Stated goal: Return every line of the records below verbatim, with no pictures in the copy.

--- Extracted entries ---

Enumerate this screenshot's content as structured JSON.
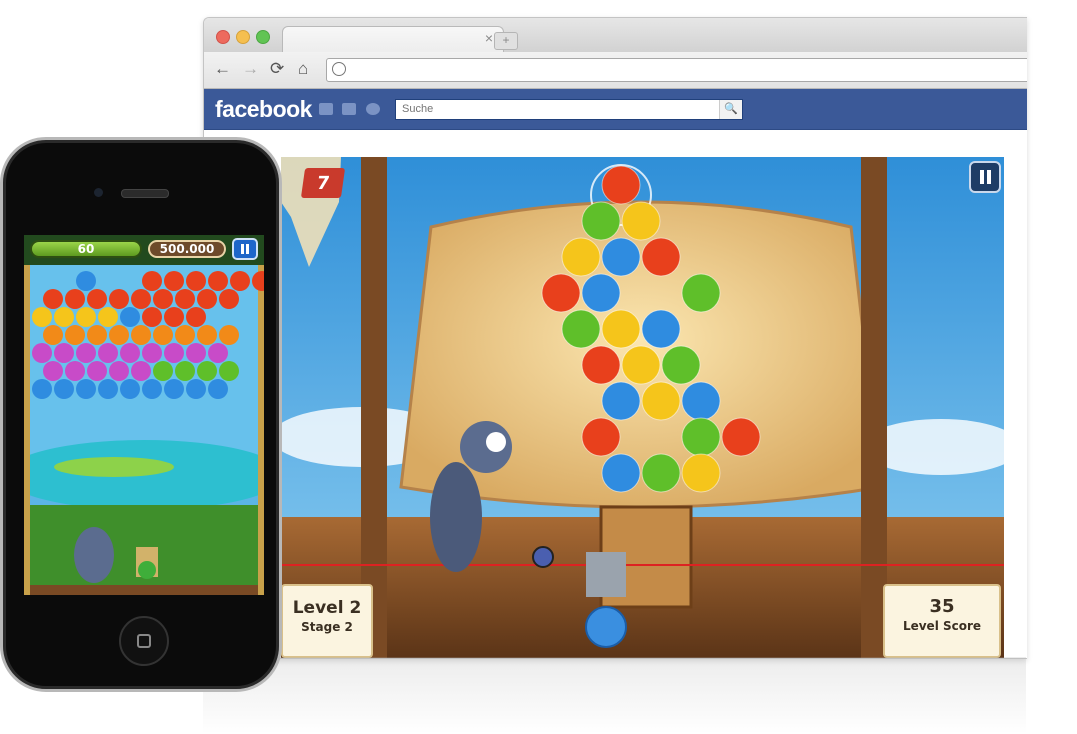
{
  "browser": {
    "tab_close": "×",
    "new_tab": "+",
    "nav": {
      "back": "←",
      "forward": "→",
      "reload": "⟳",
      "home": "⌂"
    },
    "traffic_colors": [
      "#ed6a5e",
      "#f5bf4f",
      "#61c454"
    ]
  },
  "facebook": {
    "logo": "facebook",
    "search_placeholder": "Suche",
    "search_value": "",
    "search_icon": "🔍",
    "brand_color": "#3b5998"
  },
  "game": {
    "lives_badge": "7",
    "level_line1": "Level 2",
    "level_line2": "Stage 2",
    "score_value": "35",
    "score_label": "Level Score",
    "pause_icon": "pause-icon"
  },
  "phone": {
    "moves": "60",
    "target_score": "500.000"
  }
}
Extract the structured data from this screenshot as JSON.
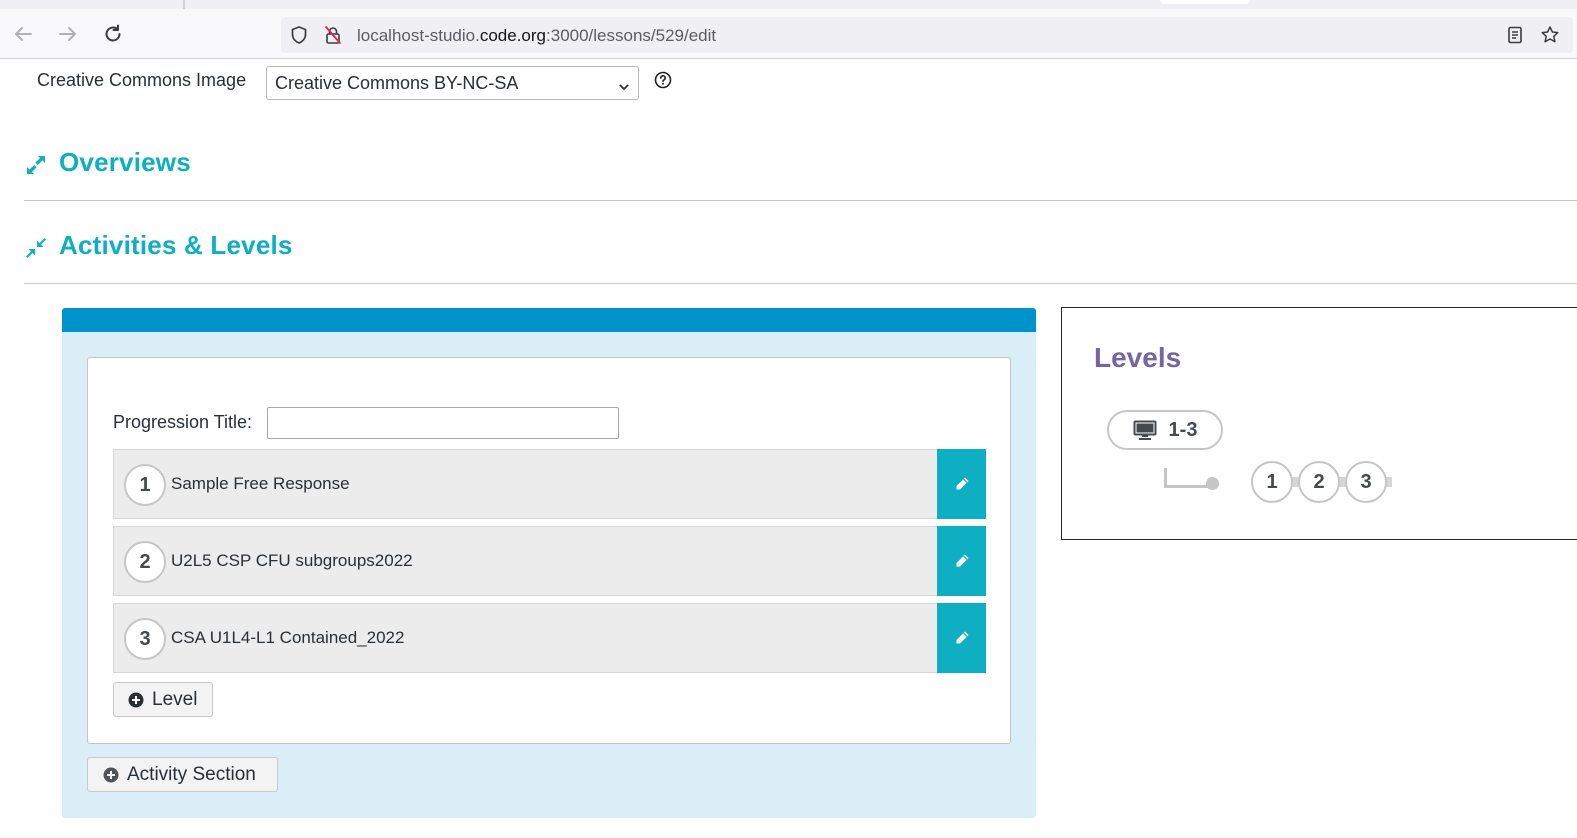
{
  "browser": {
    "url_prefix": "localhost-studio.",
    "url_host": "code.org",
    "url_path": ":3000/lessons/529/edit"
  },
  "creative_commons": {
    "label": "Creative Commons Image",
    "selected": "Creative Commons BY-NC-SA"
  },
  "sections": {
    "overviews": "Overviews",
    "activities": "Activities & Levels"
  },
  "activity": {
    "progression_label": "Progression Title:",
    "progression_value": "",
    "levels": [
      {
        "number": "1",
        "name": "Sample Free Response"
      },
      {
        "number": "2",
        "name": "U2L5 CSP CFU subgroups2022"
      },
      {
        "number": "3",
        "name": "CSA U1L4-L1 Contained_2022"
      }
    ],
    "add_level_label": "Level",
    "add_section_label": "Activity Section"
  },
  "levels_preview": {
    "title": "Levels",
    "group_label": "1-3",
    "bubbles": [
      "1",
      "2",
      "3"
    ]
  },
  "colors": {
    "teal": "#0eaec3",
    "blue_bar": "#0093cb",
    "panel_bg": "#d9eef6",
    "purple": "#7665a0"
  }
}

---

Task result:
Enumerate this screenshot's content as structured JSON.
{
  "browser": {
    "tab_close": "×",
    "new_tab": "+",
    "nav": {
      "back": "←",
      "forward": "→",
      "reload": "⟳",
      "home": "⌂"
    },
    "traffic_colors": [
      "#ed6a5e",
      "#f5bf4f",
      "#61c454"
    ]
  },
  "facebook": {
    "logo": "facebook",
    "search_placeholder": "Suche",
    "search_value": "",
    "search_icon": "🔍",
    "brand_color": "#3b5998"
  },
  "game": {
    "lives_badge": "7",
    "level_line1": "Level 2",
    "level_line2": "Stage 2",
    "score_value": "35",
    "score_label": "Level Score",
    "pause_icon": "pause-icon"
  },
  "phone": {
    "moves": "60",
    "target_score": "500.000"
  }
}
Extract the structured data from this screenshot as JSON.
{
  "browser": {
    "url_prefix": "localhost-studio.",
    "url_host": "code.org",
    "url_path": ":3000/lessons/529/edit"
  },
  "creative_commons": {
    "label": "Creative Commons Image",
    "selected": "Creative Commons BY-NC-SA"
  },
  "sections": {
    "overviews": "Overviews",
    "activities": "Activities & Levels"
  },
  "activity": {
    "progression_label": "Progression Title:",
    "progression_value": "",
    "levels": [
      {
        "number": "1",
        "name": "Sample Free Response"
      },
      {
        "number": "2",
        "name": "U2L5 CSP CFU subgroups2022"
      },
      {
        "number": "3",
        "name": "CSA U1L4-L1 Contained_2022"
      }
    ],
    "add_level_label": "Level",
    "add_section_label": "Activity Section"
  },
  "levels_preview": {
    "title": "Levels",
    "group_label": "1-3",
    "bubbles": [
      "1",
      "2",
      "3"
    ]
  },
  "colors": {
    "teal": "#0eaec3",
    "blue_bar": "#0093cb",
    "panel_bg": "#d9eef6",
    "purple": "#7665a0"
  }
}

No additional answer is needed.